▶ **Given problem**
Write out the material again word for word, dropping any images it holds.

▶ **Record excerpts**
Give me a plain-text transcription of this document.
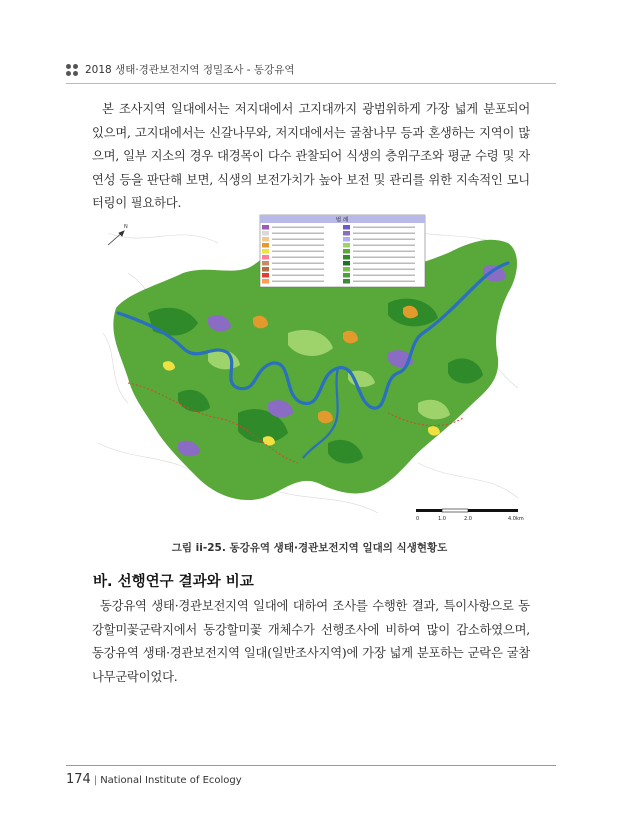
2018 생태·경관보전지역 정밀조사 - 동강유역
본 조사지역 일대에서는 저지대에서 고지대까지 광범위하게 가장 넓게 분포되어 있으며, 고지대에서는 신갈나무와, 저지대에서는 굴참나무 등과 혼생하는 지역이 많으며, 일부 지소의 경우 대경목이 다수 관찰되어 식생의 층위구조와 평균 수령 및 자연성 등을 판단해 보면, 식생의 보전가치가 높아 보전 및 관리를 위한 지속적인 모니터링이 필요하다.
범 례
N
0	1.0	2.0	4.0km
그림 ii-25. 동강유역 생태·경관보전지역 일대의 식생현황도
바. 선행연구 결과와 비교
동강유역 생태·경관보전지역 일대에 대하여 조사를 수행한 결과, 특이사항으로 동강할미꽃군락지에서 동강할미꽃 개체수가 선행조사에 비하여 많이 감소하였으며, 동강유역 생태·경관보전지역 일대(일반조사지역)에 가장 넓게 분포하는 군락은 굴참나무군락이었다.
174 | National Institute of Ecology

▶ **Result below**
Give me a plain-text transcription of this document.
2018 생태·경관보전지역 정밀조사 - 동강유역
본 조사지역 일대에서는 저지대에서 고지대까지 광범위하게 가장 넓게 분포되어 있으며, 고지대에서는 신갈나무와, 저지대에서는 굴참나무 등과 혼생하는 지역이 많으며, 일부 지소의 경우 대경목이 다수 관찰되어 식생의 층위구조와 평균 수령 및 자연성 등을 판단해 보면, 식생의 보전가치가 높아 보전 및 관리를 위한 지속적인 모니터링이 필요하다.
범 례
N
0	1.0	2.0	4.0km
그림 ii-25. 동강유역 생태·경관보전지역 일대의 식생현황도
바. 선행연구 결과와 비교
동강유역 생태·경관보전지역 일대에 대하여 조사를 수행한 결과, 특이사항으로 동강할미꽃군락지에서 동강할미꽃 개체수가 선행조사에 비하여 많이 감소하였으며, 동강유역 생태·경관보전지역 일대(일반조사지역)에 가장 넓게 분포하는 군락은 굴참나무군락이었다.
174 | National Institute of Ecology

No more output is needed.